Dataset rows about figures
Start

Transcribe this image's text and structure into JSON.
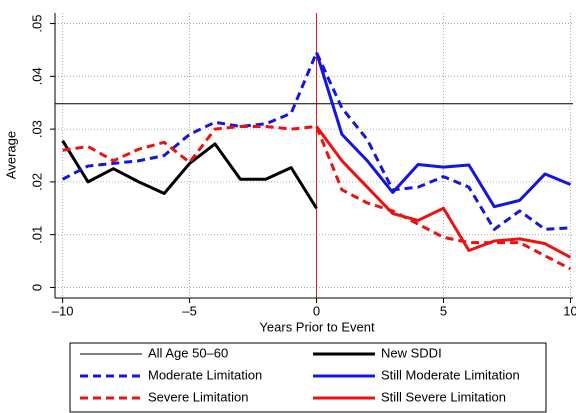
{
  "chart_data": {
    "type": "line",
    "xlabel": "Years Prior to Event",
    "ylabel": "Average",
    "xlim": [
      -10.3,
      10.1
    ],
    "ylim": [
      -0.002,
      0.052
    ],
    "xticks": [
      {
        "value": -10,
        "label": "–10"
      },
      {
        "value": -5,
        "label": "–5"
      },
      0,
      5,
      10
    ],
    "yticks": [
      0,
      {
        "value": 0.01,
        "label": ".01"
      },
      {
        "value": 0.02,
        "label": ".02"
      },
      {
        "value": 0.03,
        "label": ".03"
      },
      {
        "value": 0.04,
        "label": ".04"
      },
      {
        "value": 0.05,
        "label": ".05"
      }
    ],
    "grid": true,
    "vline": 0,
    "vline_color": "#ee1111",
    "series": [
      {
        "name": "All Age 50–60",
        "color": "#000000",
        "dash": false,
        "width": 1,
        "x": [
          -10.3,
          10.1
        ],
        "values": [
          0.0348,
          0.0348
        ]
      },
      {
        "name": "New SDDI",
        "color": "#000000",
        "dash": false,
        "width": 3,
        "x": [
          -10,
          -9,
          -8,
          -7,
          -6,
          -5,
          -4,
          -3,
          -2,
          -1,
          0
        ],
        "values": [
          0.0278,
          0.02,
          0.0225,
          0.02,
          0.0178,
          0.0235,
          0.0272,
          0.0205,
          0.0205,
          0.0227,
          0.015
        ]
      },
      {
        "name": "Moderate Limitation",
        "color": "#1515e0",
        "dash": true,
        "width": 3,
        "x": [
          -10,
          -9,
          -8,
          -7,
          -6,
          -5,
          -4,
          -3,
          -2,
          -1,
          0,
          1,
          2,
          3,
          4,
          5,
          6,
          7,
          8,
          9,
          10
        ],
        "values": [
          0.0205,
          0.023,
          0.0235,
          0.024,
          0.025,
          0.029,
          0.0313,
          0.0305,
          0.031,
          0.033,
          0.0445,
          0.034,
          0.028,
          0.0185,
          0.019,
          0.021,
          0.019,
          0.011,
          0.0145,
          0.011,
          0.0113
        ]
      },
      {
        "name": "Still Moderate Limitation",
        "color": "#1515e0",
        "dash": false,
        "width": 3,
        "x": [
          0,
          1,
          2,
          3,
          4,
          5,
          6,
          7,
          8,
          9,
          10
        ],
        "values": [
          0.0445,
          0.029,
          0.024,
          0.018,
          0.0233,
          0.0228,
          0.0232,
          0.0153,
          0.0165,
          0.0215,
          0.0195
        ]
      },
      {
        "name": "Severe Limitation",
        "color": "#ee1111",
        "dash": true,
        "width": 3,
        "x": [
          -10,
          -9,
          -8,
          -7,
          -6,
          -5,
          -4,
          -3,
          -2,
          -1,
          0,
          1,
          2,
          3,
          4,
          5,
          6,
          7,
          8,
          9,
          10
        ],
        "values": [
          0.026,
          0.0267,
          0.024,
          0.0262,
          0.0275,
          0.0237,
          0.03,
          0.0305,
          0.0305,
          0.03,
          0.0305,
          0.0185,
          0.016,
          0.0145,
          0.012,
          0.0095,
          0.0085,
          0.0085,
          0.0085,
          0.006,
          0.0035
        ]
      },
      {
        "name": "Still Severe Limitation",
        "color": "#ee1111",
        "dash": false,
        "width": 3,
        "x": [
          0,
          1,
          2,
          3,
          4,
          5,
          6,
          7,
          8,
          9,
          10
        ],
        "values": [
          0.0305,
          0.024,
          0.019,
          0.014,
          0.0127,
          0.015,
          0.007,
          0.0088,
          0.0092,
          0.0083,
          0.0057
        ]
      }
    ]
  }
}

End

Go through the entries above and output them exactly, without pictures.

Transcribe this image's text and structure into JSON.
{
  "chart_data": {
    "type": "line",
    "xlabel": "Years Prior to Event",
    "ylabel": "Average",
    "xlim": [
      -10.3,
      10.1
    ],
    "ylim": [
      -0.002,
      0.052
    ],
    "xticks": [
      {
        "value": -10,
        "label": "–10"
      },
      {
        "value": -5,
        "label": "–5"
      },
      0,
      5,
      10
    ],
    "yticks": [
      0,
      {
        "value": 0.01,
        "label": ".01"
      },
      {
        "value": 0.02,
        "label": ".02"
      },
      {
        "value": 0.03,
        "label": ".03"
      },
      {
        "value": 0.04,
        "label": ".04"
      },
      {
        "value": 0.05,
        "label": ".05"
      }
    ],
    "grid": true,
    "vline": 0,
    "vline_color": "#ee1111",
    "series": [
      {
        "name": "All Age 50–60",
        "color": "#000000",
        "dash": false,
        "width": 1,
        "x": [
          -10.3,
          10.1
        ],
        "values": [
          0.0348,
          0.0348
        ]
      },
      {
        "name": "New SDDI",
        "color": "#000000",
        "dash": false,
        "width": 3,
        "x": [
          -10,
          -9,
          -8,
          -7,
          -6,
          -5,
          -4,
          -3,
          -2,
          -1,
          0
        ],
        "values": [
          0.0278,
          0.02,
          0.0225,
          0.02,
          0.0178,
          0.0235,
          0.0272,
          0.0205,
          0.0205,
          0.0227,
          0.015
        ]
      },
      {
        "name": "Moderate Limitation",
        "color": "#1515e0",
        "dash": true,
        "width": 3,
        "x": [
          -10,
          -9,
          -8,
          -7,
          -6,
          -5,
          -4,
          -3,
          -2,
          -1,
          0,
          1,
          2,
          3,
          4,
          5,
          6,
          7,
          8,
          9,
          10
        ],
        "values": [
          0.0205,
          0.023,
          0.0235,
          0.024,
          0.025,
          0.029,
          0.0313,
          0.0305,
          0.031,
          0.033,
          0.0445,
          0.034,
          0.028,
          0.0185,
          0.019,
          0.021,
          0.019,
          0.011,
          0.0145,
          0.011,
          0.0113
        ]
      },
      {
        "name": "Still Moderate Limitation",
        "color": "#1515e0",
        "dash": false,
        "width": 3,
        "x": [
          0,
          1,
          2,
          3,
          4,
          5,
          6,
          7,
          8,
          9,
          10
        ],
        "values": [
          0.0445,
          0.029,
          0.024,
          0.018,
          0.0233,
          0.0228,
          0.0232,
          0.0153,
          0.0165,
          0.0215,
          0.0195
        ]
      },
      {
        "name": "Severe Limitation",
        "color": "#ee1111",
        "dash": true,
        "width": 3,
        "x": [
          -10,
          -9,
          -8,
          -7,
          -6,
          -5,
          -4,
          -3,
          -2,
          -1,
          0,
          1,
          2,
          3,
          4,
          5,
          6,
          7,
          8,
          9,
          10
        ],
        "values": [
          0.026,
          0.0267,
          0.024,
          0.0262,
          0.0275,
          0.0237,
          0.03,
          0.0305,
          0.0305,
          0.03,
          0.0305,
          0.0185,
          0.016,
          0.0145,
          0.012,
          0.0095,
          0.0085,
          0.0085,
          0.0085,
          0.006,
          0.0035
        ]
      },
      {
        "name": "Still Severe Limitation",
        "color": "#ee1111",
        "dash": false,
        "width": 3,
        "x": [
          0,
          1,
          2,
          3,
          4,
          5,
          6,
          7,
          8,
          9,
          10
        ],
        "values": [
          0.0305,
          0.024,
          0.019,
          0.014,
          0.0127,
          0.015,
          0.007,
          0.0088,
          0.0092,
          0.0083,
          0.0057
        ]
      }
    ]
  }
}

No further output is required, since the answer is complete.